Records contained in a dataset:
++++

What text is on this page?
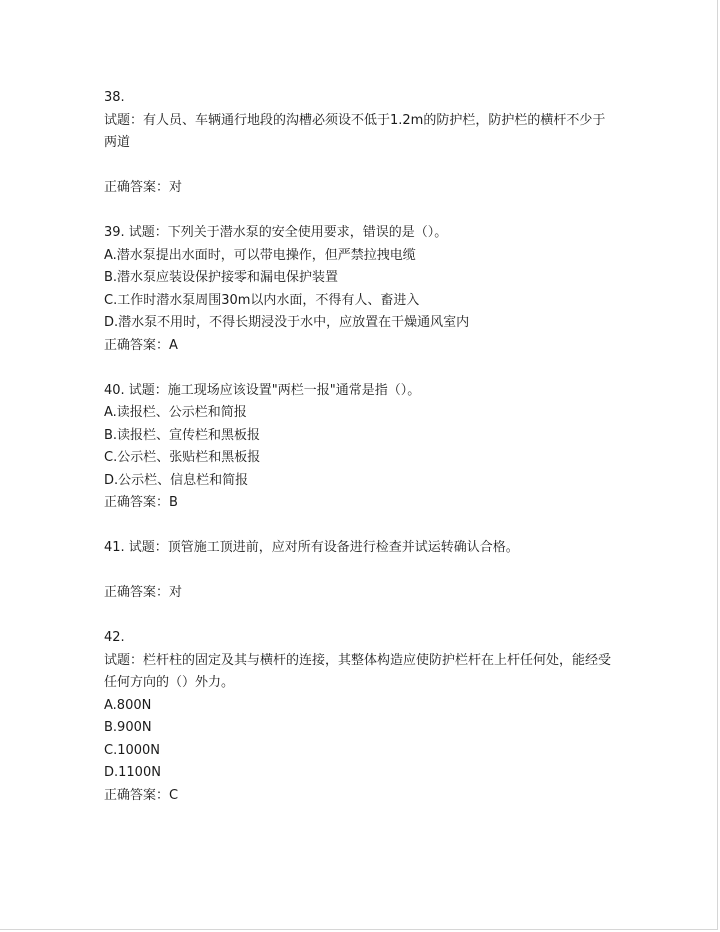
38.
试题：有人员、车辆通行地段的沟槽必须设不低于1.2m的防护栏，防护栏的横杆不少于
两道
正确答案：对
39. 试题：下列关于潜水泵的安全使用要求，错误的是（）。
A.潜水泵提出水面时，可以带电操作，但严禁拉拽电缆
B.潜水泵应装设保护接零和漏电保护装置
C.工作时潜水泵周围30m以内水面，不得有人、畜进入
D.潜水泵不用时，不得长期浸没于水中，应放置在干燥通风室内
正确答案：A
40. 试题：施工现场应该设置"两栏一报"通常是指（）。
A.读报栏、公示栏和简报
B.读报栏、宣传栏和黑板报
C.公示栏、张贴栏和黑板报
D.公示栏、信息栏和简报
正确答案：B
41. 试题：顶管施工顶进前，应对所有设备进行检查并试运转确认合格。
正确答案：对
42.
试题：栏杆柱的固定及其与横杆的连接，其整体构造应使防护栏杆在上杆任何处，能经受
任何方向的（）外力。
A.800N
B.900N
C.1000N
D.1100N
正确答案：C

++++

Pictures are to be left out; all else in the entries above is to be quoted exactly.

What text is on this page?
38.
试题：有人员、车辆通行地段的沟槽必须设不低于1.2m的防护栏，防护栏的横杆不少于
两道
正确答案：对
39. 试题：下列关于潜水泵的安全使用要求，错误的是（）。
A.潜水泵提出水面时，可以带电操作，但严禁拉拽电缆
B.潜水泵应装设保护接零和漏电保护装置
C.工作时潜水泵周围30m以内水面，不得有人、畜进入
D.潜水泵不用时，不得长期浸没于水中，应放置在干燥通风室内
正确答案：A
40. 试题：施工现场应该设置"两栏一报"通常是指（）。
A.读报栏、公示栏和简报
B.读报栏、宣传栏和黑板报
C.公示栏、张贴栏和黑板报
D.公示栏、信息栏和简报
正确答案：B
41. 试题：顶管施工顶进前，应对所有设备进行检查并试运转确认合格。
正确答案：对
42.
试题：栏杆柱的固定及其与横杆的连接，其整体构造应使防护栏杆在上杆任何处，能经受
任何方向的（）外力。
A.800N
B.900N
C.1000N
D.1100N
正确答案：C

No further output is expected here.